* Start Record extracts *
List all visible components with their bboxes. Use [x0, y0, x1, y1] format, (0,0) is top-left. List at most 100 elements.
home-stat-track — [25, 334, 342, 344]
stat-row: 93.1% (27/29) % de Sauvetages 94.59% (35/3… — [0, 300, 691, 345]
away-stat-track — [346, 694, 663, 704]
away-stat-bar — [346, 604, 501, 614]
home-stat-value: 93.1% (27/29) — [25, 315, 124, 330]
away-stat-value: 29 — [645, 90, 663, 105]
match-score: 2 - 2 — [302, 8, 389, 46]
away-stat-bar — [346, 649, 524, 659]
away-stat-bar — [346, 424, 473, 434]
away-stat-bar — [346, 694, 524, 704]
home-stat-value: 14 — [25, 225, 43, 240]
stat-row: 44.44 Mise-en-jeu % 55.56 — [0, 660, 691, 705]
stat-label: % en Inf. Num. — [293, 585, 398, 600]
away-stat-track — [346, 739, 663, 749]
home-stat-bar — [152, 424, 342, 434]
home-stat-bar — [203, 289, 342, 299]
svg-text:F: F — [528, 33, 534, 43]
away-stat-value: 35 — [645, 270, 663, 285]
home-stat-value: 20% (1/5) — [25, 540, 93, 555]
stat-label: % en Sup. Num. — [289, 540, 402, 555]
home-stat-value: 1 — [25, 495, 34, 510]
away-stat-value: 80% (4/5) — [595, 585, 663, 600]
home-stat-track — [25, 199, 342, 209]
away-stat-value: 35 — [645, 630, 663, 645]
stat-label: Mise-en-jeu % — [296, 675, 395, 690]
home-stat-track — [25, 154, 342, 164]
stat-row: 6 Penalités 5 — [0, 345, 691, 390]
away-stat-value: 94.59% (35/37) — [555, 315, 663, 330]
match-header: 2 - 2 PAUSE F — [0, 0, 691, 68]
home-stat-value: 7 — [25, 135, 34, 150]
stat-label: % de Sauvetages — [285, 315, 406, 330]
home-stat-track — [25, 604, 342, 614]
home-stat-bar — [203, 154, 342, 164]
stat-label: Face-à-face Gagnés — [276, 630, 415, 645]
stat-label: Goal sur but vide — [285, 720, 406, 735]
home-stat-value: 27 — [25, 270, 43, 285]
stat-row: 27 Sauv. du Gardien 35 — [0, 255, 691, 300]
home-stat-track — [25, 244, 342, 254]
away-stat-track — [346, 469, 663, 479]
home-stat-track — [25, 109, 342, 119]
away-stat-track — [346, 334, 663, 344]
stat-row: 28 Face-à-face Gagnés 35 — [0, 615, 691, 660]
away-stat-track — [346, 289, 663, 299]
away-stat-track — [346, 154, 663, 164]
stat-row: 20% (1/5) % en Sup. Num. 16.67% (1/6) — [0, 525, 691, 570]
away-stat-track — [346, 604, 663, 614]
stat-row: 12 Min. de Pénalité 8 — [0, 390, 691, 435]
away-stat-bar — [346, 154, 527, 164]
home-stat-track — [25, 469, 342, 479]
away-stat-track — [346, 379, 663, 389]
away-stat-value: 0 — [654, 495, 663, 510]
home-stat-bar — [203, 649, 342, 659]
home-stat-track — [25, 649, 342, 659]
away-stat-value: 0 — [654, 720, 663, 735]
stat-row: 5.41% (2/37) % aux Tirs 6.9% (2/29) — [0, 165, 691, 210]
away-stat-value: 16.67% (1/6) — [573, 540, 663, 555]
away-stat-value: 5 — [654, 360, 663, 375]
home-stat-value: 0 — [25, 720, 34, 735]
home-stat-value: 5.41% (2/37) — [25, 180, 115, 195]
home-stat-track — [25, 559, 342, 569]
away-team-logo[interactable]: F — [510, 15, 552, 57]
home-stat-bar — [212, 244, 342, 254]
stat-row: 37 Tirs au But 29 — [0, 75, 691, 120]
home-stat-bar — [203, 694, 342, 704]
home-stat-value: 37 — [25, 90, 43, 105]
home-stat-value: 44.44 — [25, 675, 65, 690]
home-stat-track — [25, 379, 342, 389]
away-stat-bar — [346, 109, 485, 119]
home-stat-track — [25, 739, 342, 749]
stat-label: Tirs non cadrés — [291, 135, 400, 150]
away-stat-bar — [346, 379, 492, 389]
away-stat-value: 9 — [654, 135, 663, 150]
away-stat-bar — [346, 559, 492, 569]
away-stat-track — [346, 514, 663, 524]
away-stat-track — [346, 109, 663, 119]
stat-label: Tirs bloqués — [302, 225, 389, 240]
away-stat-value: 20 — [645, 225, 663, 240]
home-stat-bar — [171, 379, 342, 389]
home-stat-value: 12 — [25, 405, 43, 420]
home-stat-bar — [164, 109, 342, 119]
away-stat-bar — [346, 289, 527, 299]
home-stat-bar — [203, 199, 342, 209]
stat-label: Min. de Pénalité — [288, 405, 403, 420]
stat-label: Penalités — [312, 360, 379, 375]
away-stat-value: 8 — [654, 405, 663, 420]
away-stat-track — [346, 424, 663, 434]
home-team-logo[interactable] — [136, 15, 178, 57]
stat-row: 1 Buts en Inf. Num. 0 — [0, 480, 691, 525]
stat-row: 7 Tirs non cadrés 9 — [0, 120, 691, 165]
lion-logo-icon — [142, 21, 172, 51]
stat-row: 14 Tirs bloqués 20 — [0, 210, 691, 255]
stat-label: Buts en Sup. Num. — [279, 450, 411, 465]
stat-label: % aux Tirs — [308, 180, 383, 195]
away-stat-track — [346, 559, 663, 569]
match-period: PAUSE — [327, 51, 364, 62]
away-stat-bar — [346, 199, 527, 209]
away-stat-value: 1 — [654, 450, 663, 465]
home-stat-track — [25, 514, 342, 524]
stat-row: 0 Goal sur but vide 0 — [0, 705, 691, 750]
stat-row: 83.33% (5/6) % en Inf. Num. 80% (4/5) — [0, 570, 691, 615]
* End Record extracts *
Reproduce the listing above with every "stat-label" changed to "stat-title". Leave everything else as it is.

List all visible components with their bboxes. Use [x0, y0, x1, y1] format, (0,0) is top-left. List at most 100 elements.
home-stat-track — [25, 334, 342, 344]
stat-row: 93.1% (27/29) % de Sauvetages 94.59% (35/3… — [0, 300, 691, 345]
away-stat-track — [346, 694, 663, 704]
away-stat-bar — [346, 604, 501, 614]
home-stat-value: 93.1% (27/29) — [25, 315, 124, 330]
away-stat-value: 29 — [645, 90, 663, 105]
match-score: 2 - 2 — [302, 8, 389, 46]
away-stat-bar — [346, 649, 524, 659]
away-stat-bar — [346, 424, 473, 434]
away-stat-bar — [346, 694, 524, 704]
home-stat-value: 14 — [25, 225, 43, 240]
stat-row: 44.44 Mise-en-jeu % 55.56 — [0, 660, 691, 705]
stat-title: % en Inf. Num. — [293, 585, 398, 600]
away-stat-track — [346, 739, 663, 749]
home-stat-bar — [152, 424, 342, 434]
home-stat-bar — [203, 289, 342, 299]
svg-text:F: F — [528, 33, 534, 43]
away-stat-value: 35 — [645, 270, 663, 285]
home-stat-value: 20% (1/5) — [25, 540, 93, 555]
stat-title: % en Sup. Num. — [289, 540, 402, 555]
home-stat-value: 1 — [25, 495, 34, 510]
away-stat-value: 80% (4/5) — [595, 585, 663, 600]
home-stat-track — [25, 199, 342, 209]
away-stat-value: 35 — [645, 630, 663, 645]
stat-title: Mise-en-jeu % — [296, 675, 395, 690]
home-stat-track — [25, 154, 342, 164]
stat-row: 6 Penalités 5 — [0, 345, 691, 390]
away-stat-value: 94.59% (35/37) — [555, 315, 663, 330]
match-header: 2 - 2 PAUSE F — [0, 0, 691, 68]
home-stat-value: 7 — [25, 135, 34, 150]
stat-title: % de Sauvetages — [285, 315, 406, 330]
home-stat-track — [25, 604, 342, 614]
home-stat-bar — [203, 154, 342, 164]
stat-title: Face-à-face Gagnés — [276, 630, 415, 645]
stat-title: Goal sur but vide — [285, 720, 406, 735]
home-stat-value: 27 — [25, 270, 43, 285]
stat-row: 27 Sauv. du Gardien 35 — [0, 255, 691, 300]
home-stat-track — [25, 244, 342, 254]
away-stat-track — [346, 469, 663, 479]
home-stat-track — [25, 109, 342, 119]
away-stat-track — [346, 334, 663, 344]
stat-row: 28 Face-à-face Gagnés 35 — [0, 615, 691, 660]
away-stat-track — [346, 289, 663, 299]
away-stat-track — [346, 154, 663, 164]
stat-row: 20% (1/5) % en Sup. Num. 16.67% (1/6) — [0, 525, 691, 570]
away-stat-track — [346, 604, 663, 614]
stat-row: 12 Min. de Pénalité 8 — [0, 390, 691, 435]
away-stat-bar — [346, 154, 527, 164]
home-stat-track — [25, 469, 342, 479]
away-stat-track — [346, 379, 663, 389]
away-stat-value: 0 — [654, 495, 663, 510]
home-stat-bar — [203, 649, 342, 659]
home-stat-track — [25, 649, 342, 659]
away-stat-value: 0 — [654, 720, 663, 735]
stat-row: 5.41% (2/37) % aux Tirs 6.9% (2/29) — [0, 165, 691, 210]
away-stat-value: 16.67% (1/6) — [573, 540, 663, 555]
away-stat-value: 5 — [654, 360, 663, 375]
home-stat-value: 0 — [25, 720, 34, 735]
home-stat-value: 5.41% (2/37) — [25, 180, 115, 195]
home-stat-track — [25, 559, 342, 569]
away-team-logo[interactable]: F — [510, 15, 552, 57]
home-stat-bar — [212, 244, 342, 254]
stat-row: 37 Tirs au But 29 — [0, 75, 691, 120]
home-stat-bar — [203, 694, 342, 704]
home-stat-value: 37 — [25, 90, 43, 105]
home-stat-value: 44.44 — [25, 675, 65, 690]
home-stat-track — [25, 379, 342, 389]
away-stat-bar — [346, 109, 485, 119]
home-stat-track — [25, 739, 342, 749]
stat-title: Tirs non cadrés — [291, 135, 400, 150]
away-stat-bar — [346, 379, 492, 389]
away-stat-value: 9 — [654, 135, 663, 150]
away-stat-bar — [346, 559, 492, 569]
away-stat-track — [346, 514, 663, 524]
away-stat-track — [346, 109, 663, 119]
stat-title: Tirs bloqués — [302, 225, 389, 240]
away-stat-value: 20 — [645, 225, 663, 240]
home-stat-bar — [171, 379, 342, 389]
home-stat-value: 12 — [25, 405, 43, 420]
home-stat-bar — [164, 109, 342, 119]
away-stat-bar — [346, 289, 527, 299]
home-stat-bar — [203, 199, 342, 209]
stat-title: Min. de Pénalité — [288, 405, 403, 420]
stat-title: Penalités — [312, 360, 379, 375]
away-stat-value: 8 — [654, 405, 663, 420]
away-stat-track — [346, 424, 663, 434]
home-team-logo[interactable] — [136, 15, 178, 57]
stat-row: 1 Buts en Inf. Num. 0 — [0, 480, 691, 525]
stat-row: 7 Tirs non cadrés 9 — [0, 120, 691, 165]
lion-logo-icon — [142, 21, 172, 51]
stat-row: 14 Tirs bloqués 20 — [0, 210, 691, 255]
stat-title: Buts en Sup. Num. — [279, 450, 411, 465]
stat-title: % aux Tirs — [308, 180, 383, 195]
away-stat-track — [346, 559, 663, 569]
match-period: PAUSE — [327, 51, 364, 62]
away-stat-bar — [346, 199, 527, 209]
away-stat-value: 1 — [654, 450, 663, 465]
home-stat-track — [25, 514, 342, 524]
stat-row: 0 Goal sur but vide 0 — [0, 705, 691, 750]
stat-row: 83.33% (5/6) % en Inf. Num. 80% (4/5) — [0, 570, 691, 615]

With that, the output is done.